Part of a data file
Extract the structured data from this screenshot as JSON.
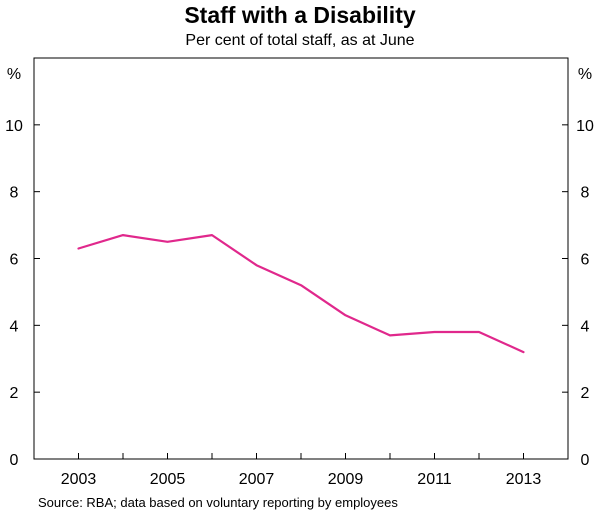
{
  "chart_data": {
    "type": "line",
    "title": "Staff with a Disability",
    "subtitle": "Per cent of total staff, as at June",
    "ylabel_left": "%",
    "ylabel_right": "%",
    "ylim": [
      0,
      12
    ],
    "yticks": [
      0,
      2,
      4,
      6,
      8,
      10
    ],
    "xlim": [
      2002,
      2014
    ],
    "xticks": [
      2003,
      2005,
      2007,
      2009,
      2011,
      2013
    ],
    "grid": false,
    "series": [
      {
        "color": "#e0288c",
        "x": [
          2003,
          2004,
          2005,
          2006,
          2007,
          2008,
          2009,
          2010,
          2011,
          2012,
          2013
        ],
        "values": [
          6.3,
          6.7,
          6.5,
          6.7,
          5.8,
          5.2,
          4.3,
          3.7,
          3.8,
          3.8,
          3.2
        ]
      }
    ],
    "source": "Source: RBA; data based on voluntary reporting by employees"
  }
}
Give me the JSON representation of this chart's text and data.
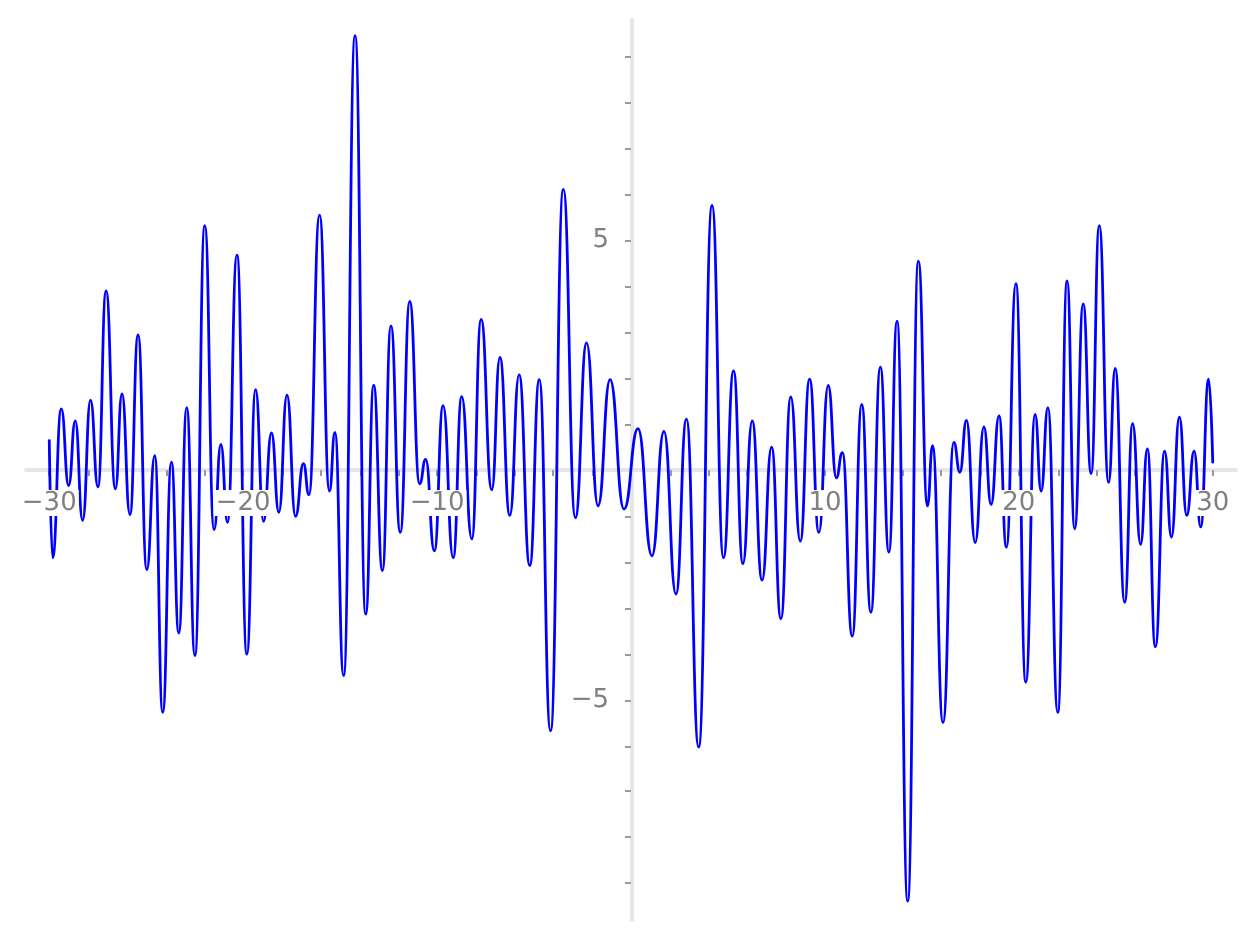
{
  "chart_data": {
    "type": "line",
    "color": "#0000ff",
    "marker": "none",
    "line_style": "solid",
    "grid": false,
    "xlim": [
      -31.2,
      31.2
    ],
    "ylim": [
      -9.8,
      9.8
    ],
    "xticks": [
      {
        "value": -30,
        "label": "−30"
      },
      {
        "value": -28,
        "label": null
      },
      {
        "value": -26,
        "label": null
      },
      {
        "value": -24,
        "label": null
      },
      {
        "value": -22,
        "label": null
      },
      {
        "value": -20,
        "label": "−20"
      },
      {
        "value": -18,
        "label": null
      },
      {
        "value": -16,
        "label": null
      },
      {
        "value": -14,
        "label": null
      },
      {
        "value": -12,
        "label": null
      },
      {
        "value": -10,
        "label": "−10"
      },
      {
        "value": -8,
        "label": null
      },
      {
        "value": -6,
        "label": null
      },
      {
        "value": -4,
        "label": null
      },
      {
        "value": -2,
        "label": null
      },
      {
        "value": 2,
        "label": null
      },
      {
        "value": 4,
        "label": null
      },
      {
        "value": 6,
        "label": null
      },
      {
        "value": 8,
        "label": null
      },
      10,
      {
        "value": 12,
        "label": null
      },
      {
        "value": 14,
        "label": null
      },
      {
        "value": 16,
        "label": null
      },
      {
        "value": 18,
        "label": null
      },
      20,
      {
        "value": 22,
        "label": null
      },
      {
        "value": 24,
        "label": null
      },
      {
        "value": 26,
        "label": null
      },
      {
        "value": 28,
        "label": null
      },
      30
    ],
    "yticks": [
      {
        "value": -9,
        "label": null
      },
      {
        "value": -8,
        "label": null
      },
      {
        "value": -7,
        "label": null
      },
      {
        "value": -6,
        "label": null
      },
      {
        "value": -5,
        "label": "−5"
      },
      {
        "value": -4,
        "label": null
      },
      {
        "value": -3,
        "label": null
      },
      {
        "value": -2,
        "label": null
      },
      {
        "value": -1,
        "label": null
      },
      {
        "value": 1,
        "label": null
      },
      {
        "value": 2,
        "label": null
      },
      {
        "value": 3,
        "label": null
      },
      {
        "value": 4,
        "label": null
      },
      5,
      {
        "value": 6,
        "label": null
      },
      {
        "value": 7,
        "label": null
      },
      {
        "value": 8,
        "label": null
      },
      {
        "value": 9,
        "label": null
      }
    ],
    "x": [
      -30.0,
      -29.83,
      -29.38,
      -29.0,
      -28.66,
      -28.28,
      -27.87,
      -27.49,
      -27.07,
      -26.59,
      -26.25,
      -25.84,
      -25.42,
      -24.97,
      -24.56,
      -24.15,
      -23.7,
      -23.32,
      -22.91,
      -22.49,
      -21.98,
      -21.5,
      -21.15,
      -20.81,
      -20.32,
      -19.81,
      -19.36,
      -18.95,
      -18.54,
      -18.16,
      -17.74,
      -17.3,
      -16.89,
      -16.61,
      -16.06,
      -15.55,
      -15.27,
      -14.82,
      -14.23,
      -13.68,
      -13.27,
      -12.82,
      -12.38,
      -11.9,
      -11.41,
      -10.9,
      -10.59,
      -10.14,
      -9.69,
      -9.17,
      -8.73,
      -8.21,
      -7.73,
      -7.18,
      -6.76,
      -6.25,
      -5.77,
      -5.22,
      -4.73,
      -4.15,
      -3.49,
      -2.87,
      -2.29,
      -1.7,
      -1.08,
      -0.36,
      0.36,
      1.08,
      1.7,
      2.32,
      2.86,
      3.49,
      4.18,
      4.77,
      5.29,
      5.77,
      6.25,
      6.76,
      7.25,
      7.73,
      8.24,
      8.73,
      9.21,
      9.69,
      10.17,
      10.59,
      10.9,
      11.41,
      11.9,
      12.37,
      12.86,
      13.3,
      13.72,
      14.27,
      14.82,
      15.29,
      15.55,
      16.09,
      16.65,
      16.96,
      17.3,
      17.75,
      18.2,
      18.57,
      18.98,
      19.36,
      19.85,
      20.36,
      20.84,
      21.15,
      21.5,
      22.01,
      22.49,
      22.88,
      23.32,
      23.73,
      24.15,
      24.63,
      24.97,
      25.46,
      25.87,
      26.28,
      26.63,
      27.04,
      27.52,
      27.87,
      28.28,
      28.66,
      29.04,
      29.38,
      29.79,
      30.0
    ],
    "values": [
      0.64,
      -1.91,
      1.33,
      -0.34,
      1.07,
      -1.1,
      1.52,
      -0.37,
      3.9,
      -0.41,
      1.66,
      -0.97,
      2.94,
      -2.17,
      0.31,
      -5.28,
      0.17,
      -3.55,
      1.36,
      -4.04,
      5.32,
      -1.3,
      0.56,
      -1.14,
      4.68,
      -4.01,
      1.75,
      -1.12,
      0.81,
      -0.92,
      1.63,
      -1.01,
      0.14,
      -0.54,
      5.55,
      -0.46,
      0.82,
      -4.48,
      9.46,
      -3.14,
      1.85,
      -2.19,
      3.14,
      -1.36,
      3.67,
      -0.3,
      0.23,
      -1.76,
      1.4,
      -1.91,
      1.6,
      -1.5,
      3.28,
      -0.43,
      2.45,
      -0.99,
      2.07,
      -2.08,
      1.97,
      -5.68,
      6.11,
      -1.04,
      2.77,
      -0.78,
      1.97,
      -0.85,
      0.9,
      -1.87,
      0.84,
      -2.7,
      1.11,
      -6.03,
      5.76,
      -1.91,
      2.16,
      -2.04,
      1.07,
      -2.4,
      0.5,
      -3.24,
      1.59,
      -1.55,
      1.98,
      -1.36,
      1.84,
      -0.17,
      0.38,
      -3.62,
      1.43,
      -3.1,
      2.24,
      -1.79,
      3.24,
      -9.39,
      4.55,
      -0.78,
      0.53,
      -5.5,
      0.6,
      -0.05,
      1.08,
      -1.58,
      0.94,
      -0.75,
      1.18,
      -1.68,
      4.06,
      -4.62,
      1.21,
      -0.46,
      1.36,
      -5.28,
      4.12,
      -1.28,
      3.62,
      -0.08,
      5.32,
      -0.27,
      2.21,
      -2.88,
      1.01,
      -1.62,
      0.46,
      -3.85,
      0.41,
      -1.46,
      1.15,
      -0.99,
      0.41,
      -1.24,
      1.98,
      0.17
    ]
  }
}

▶ SHORT PROBLEM: Write the full listing out again with every line unchanged, but include no pictures.

▶ THE OUTPUT:
Extract the structured data from this screenshot as JSON.
{
  "chart_data": {
    "type": "line",
    "title": "Staff with a Disability",
    "subtitle": "Per cent of total staff, as at June",
    "ylabel_left": "%",
    "ylabel_right": "%",
    "ylim": [
      0,
      12
    ],
    "yticks": [
      0,
      2,
      4,
      6,
      8,
      10
    ],
    "xlim": [
      2002,
      2014
    ],
    "xticks": [
      2003,
      2005,
      2007,
      2009,
      2011,
      2013
    ],
    "grid": false,
    "series": [
      {
        "color": "#e0288c",
        "x": [
          2003,
          2004,
          2005,
          2006,
          2007,
          2008,
          2009,
          2010,
          2011,
          2012,
          2013
        ],
        "values": [
          6.3,
          6.7,
          6.5,
          6.7,
          5.8,
          5.2,
          4.3,
          3.7,
          3.8,
          3.8,
          3.2
        ]
      }
    ],
    "source": "Source: RBA; data based on voluntary reporting by employees"
  }
}
Give me the JSON representation of this chart's text and data.
{
  "chart_data": {
    "type": "line",
    "color": "#0000ff",
    "marker": "none",
    "line_style": "solid",
    "grid": false,
    "xlim": [
      -31.2,
      31.2
    ],
    "ylim": [
      -9.8,
      9.8
    ],
    "xticks": [
      {
        "value": -30,
        "label": "−30"
      },
      {
        "value": -28,
        "label": null
      },
      {
        "value": -26,
        "label": null
      },
      {
        "value": -24,
        "label": null
      },
      {
        "value": -22,
        "label": null
      },
      {
        "value": -20,
        "label": "−20"
      },
      {
        "value": -18,
        "label": null
      },
      {
        "value": -16,
        "label": null
      },
      {
        "value": -14,
        "label": null
      },
      {
        "value": -12,
        "label": null
      },
      {
        "value": -10,
        "label": "−10"
      },
      {
        "value": -8,
        "label": null
      },
      {
        "value": -6,
        "label": null
      },
      {
        "value": -4,
        "label": null
      },
      {
        "value": -2,
        "label": null
      },
      {
        "value": 2,
        "label": null
      },
      {
        "value": 4,
        "label": null
      },
      {
        "value": 6,
        "label": null
      },
      {
        "value": 8,
        "label": null
      },
      10,
      {
        "value": 12,
        "label": null
      },
      {
        "value": 14,
        "label": null
      },
      {
        "value": 16,
        "label": null
      },
      {
        "value": 18,
        "label": null
      },
      20,
      {
        "value": 22,
        "label": null
      },
      {
        "value": 24,
        "label": null
      },
      {
        "value": 26,
        "label": null
      },
      {
        "value": 28,
        "label": null
      },
      30
    ],
    "yticks": [
      {
        "value": -9,
        "label": null
      },
      {
        "value": -8,
        "label": null
      },
      {
        "value": -7,
        "label": null
      },
      {
        "value": -6,
        "label": null
      },
      {
        "value": -5,
        "label": "−5"
      },
      {
        "value": -4,
        "label": null
      },
      {
        "value": -3,
        "label": null
      },
      {
        "value": -2,
        "label": null
      },
      {
        "value": -1,
        "label": null
      },
      {
        "value": 1,
        "label": null
      },
      {
        "value": 2,
        "label": null
      },
      {
        "value": 3,
        "label": null
      },
      {
        "value": 4,
        "label": null
      },
      5,
      {
        "value": 6,
        "label": null
      },
      {
        "value": 7,
        "label": null
      },
      {
        "value": 8,
        "label": null
      },
      {
        "value": 9,
        "label": null
      }
    ],
    "x": [
      -30.0,
      -29.83,
      -29.38,
      -29.0,
      -28.66,
      -28.28,
      -27.87,
      -27.49,
      -27.07,
      -26.59,
      -26.25,
      -25.84,
      -25.42,
      -24.97,
      -24.56,
      -24.15,
      -23.7,
      -23.32,
      -22.91,
      -22.49,
      -21.98,
      -21.5,
      -21.15,
      -20.81,
      -20.32,
      -19.81,
      -19.36,
      -18.95,
      -18.54,
      -18.16,
      -17.74,
      -17.3,
      -16.89,
      -16.61,
      -16.06,
      -15.55,
      -15.27,
      -14.82,
      -14.23,
      -13.68,
      -13.27,
      -12.82,
      -12.38,
      -11.9,
      -11.41,
      -10.9,
      -10.59,
      -10.14,
      -9.69,
      -9.17,
      -8.73,
      -8.21,
      -7.73,
      -7.18,
      -6.76,
      -6.25,
      -5.77,
      -5.22,
      -4.73,
      -4.15,
      -3.49,
      -2.87,
      -2.29,
      -1.7,
      -1.08,
      -0.36,
      0.36,
      1.08,
      1.7,
      2.32,
      2.86,
      3.49,
      4.18,
      4.77,
      5.29,
      5.77,
      6.25,
      6.76,
      7.25,
      7.73,
      8.24,
      8.73,
      9.21,
      9.69,
      10.17,
      10.59,
      10.9,
      11.41,
      11.9,
      12.37,
      12.86,
      13.3,
      13.72,
      14.27,
      14.82,
      15.29,
      15.55,
      16.09,
      16.65,
      16.96,
      17.3,
      17.75,
      18.2,
      18.57,
      18.98,
      19.36,
      19.85,
      20.36,
      20.84,
      21.15,
      21.5,
      22.01,
      22.49,
      22.88,
      23.32,
      23.73,
      24.15,
      24.63,
      24.97,
      25.46,
      25.87,
      26.28,
      26.63,
      27.04,
      27.52,
      27.87,
      28.28,
      28.66,
      29.04,
      29.38,
      29.79,
      30.0
    ],
    "values": [
      0.64,
      -1.91,
      1.33,
      -0.34,
      1.07,
      -1.1,
      1.52,
      -0.37,
      3.9,
      -0.41,
      1.66,
      -0.97,
      2.94,
      -2.17,
      0.31,
      -5.28,
      0.17,
      -3.55,
      1.36,
      -4.04,
      5.32,
      -1.3,
      0.56,
      -1.14,
      4.68,
      -4.01,
      1.75,
      -1.12,
      0.81,
      -0.92,
      1.63,
      -1.01,
      0.14,
      -0.54,
      5.55,
      -0.46,
      0.82,
      -4.48,
      9.46,
      -3.14,
      1.85,
      -2.19,
      3.14,
      -1.36,
      3.67,
      -0.3,
      0.23,
      -1.76,
      1.4,
      -1.91,
      1.6,
      -1.5,
      3.28,
      -0.43,
      2.45,
      -0.99,
      2.07,
      -2.08,
      1.97,
      -5.68,
      6.11,
      -1.04,
      2.77,
      -0.78,
      1.97,
      -0.85,
      0.9,
      -1.87,
      0.84,
      -2.7,
      1.11,
      -6.03,
      5.76,
      -1.91,
      2.16,
      -2.04,
      1.07,
      -2.4,
      0.5,
      -3.24,
      1.59,
      -1.55,
      1.98,
      -1.36,
      1.84,
      -0.17,
      0.38,
      -3.62,
      1.43,
      -3.1,
      2.24,
      -1.79,
      3.24,
      -9.39,
      4.55,
      -0.78,
      0.53,
      -5.5,
      0.6,
      -0.05,
      1.08,
      -1.58,
      0.94,
      -0.75,
      1.18,
      -1.68,
      4.06,
      -4.62,
      1.21,
      -0.46,
      1.36,
      -5.28,
      4.12,
      -1.28,
      3.62,
      -0.08,
      5.32,
      -0.27,
      2.21,
      -2.88,
      1.01,
      -1.62,
      0.46,
      -3.85,
      0.41,
      -1.46,
      1.15,
      -0.99,
      0.41,
      -1.24,
      1.98,
      0.17
    ]
  }
}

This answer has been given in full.